Written problem
Below is a set of records; print all of them exactly as written.

───── Given records

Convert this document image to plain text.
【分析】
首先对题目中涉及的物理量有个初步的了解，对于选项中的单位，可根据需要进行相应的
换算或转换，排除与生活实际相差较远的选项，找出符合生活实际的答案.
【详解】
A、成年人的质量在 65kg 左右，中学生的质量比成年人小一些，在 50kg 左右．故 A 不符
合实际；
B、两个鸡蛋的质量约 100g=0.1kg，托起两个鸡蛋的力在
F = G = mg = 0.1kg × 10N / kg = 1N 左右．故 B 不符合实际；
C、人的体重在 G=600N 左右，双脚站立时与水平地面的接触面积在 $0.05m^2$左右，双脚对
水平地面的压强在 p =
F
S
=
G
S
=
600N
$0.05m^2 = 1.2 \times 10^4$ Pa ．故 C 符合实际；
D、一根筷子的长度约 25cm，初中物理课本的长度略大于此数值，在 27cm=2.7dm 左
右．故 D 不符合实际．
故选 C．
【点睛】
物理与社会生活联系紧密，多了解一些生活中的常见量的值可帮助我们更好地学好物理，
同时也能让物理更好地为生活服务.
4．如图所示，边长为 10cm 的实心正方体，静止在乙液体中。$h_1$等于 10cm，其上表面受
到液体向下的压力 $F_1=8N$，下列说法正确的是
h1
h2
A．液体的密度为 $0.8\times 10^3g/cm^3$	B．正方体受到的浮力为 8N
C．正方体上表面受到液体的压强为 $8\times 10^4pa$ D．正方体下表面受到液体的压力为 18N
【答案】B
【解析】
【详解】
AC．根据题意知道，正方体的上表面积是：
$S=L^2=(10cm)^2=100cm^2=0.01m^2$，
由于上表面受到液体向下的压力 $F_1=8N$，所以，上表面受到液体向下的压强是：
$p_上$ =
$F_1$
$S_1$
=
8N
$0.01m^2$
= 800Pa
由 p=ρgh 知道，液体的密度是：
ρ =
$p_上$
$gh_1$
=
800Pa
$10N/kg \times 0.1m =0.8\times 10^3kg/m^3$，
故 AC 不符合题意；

──────────

Solution for this task
Convert this document image to plain text.
【分析】
首先对题目中涉及的物理量有个初步的了解，对于选项中的单位，可根据需要进行相应的
换算或转换，排除与生活实际相差较远的选项，找出符合生活实际的答案.
【详解】
A、成年人的质量在 65kg 左右，中学生的质量比成年人小一些，在 50kg 左右．故 A 不符
合实际；
B、两个鸡蛋的质量约 100g=0.1kg，托起两个鸡蛋的力在
F = G = mg = 0.1kg × 10N / kg = 1N 左右．故 B 不符合实际；
C、人的体重在 G=600N 左右，双脚站立时与水平地面的接触面积在 $0.05m^2$左右，双脚对
水平地面的压强在 p =
F
S
=
G
S
=
600N
$0.05m^2 = 1.2 \times 10^4$ Pa ．故 C 符合实际；
D、一根筷子的长度约 25cm，初中物理课本的长度略大于此数值，在 27cm=2.7dm 左
右．故 D 不符合实际．
故选 C．
【点睛】
物理与社会生活联系紧密，多了解一些生活中的常见量的值可帮助我们更好地学好物理，
同时也能让物理更好地为生活服务.
4．如图所示，边长为 10cm 的实心正方体，静止在乙液体中。$h_1$等于 10cm，其上表面受
到液体向下的压力 $F_1=8N$，下列说法正确的是
h1
h2
A．液体的密度为 $0.8\times 10^3g/cm^3$	B．正方体受到的浮力为 8N
C．正方体上表面受到液体的压强为 $8\times 10^4pa$ D．正方体下表面受到液体的压力为 18N
【答案】B
【解析】
【详解】
AC．根据题意知道，正方体的上表面积是：
$S=L^2=(10cm)^2=100cm^2=0.01m^2$，
由于上表面受到液体向下的压力 $F_1=8N$，所以，上表面受到液体向下的压强是：
$p_上$ =
$F_1$
$S_1$
=
8N
$0.01m^2$
= 800Pa
由 p=ρgh 知道，液体的密度是：
ρ =
$p_上$
$gh_1$
=
800Pa
$10N/kg \times 0.1m =0.8\times 10^3kg/m^3$，
故 AC 不符合题意；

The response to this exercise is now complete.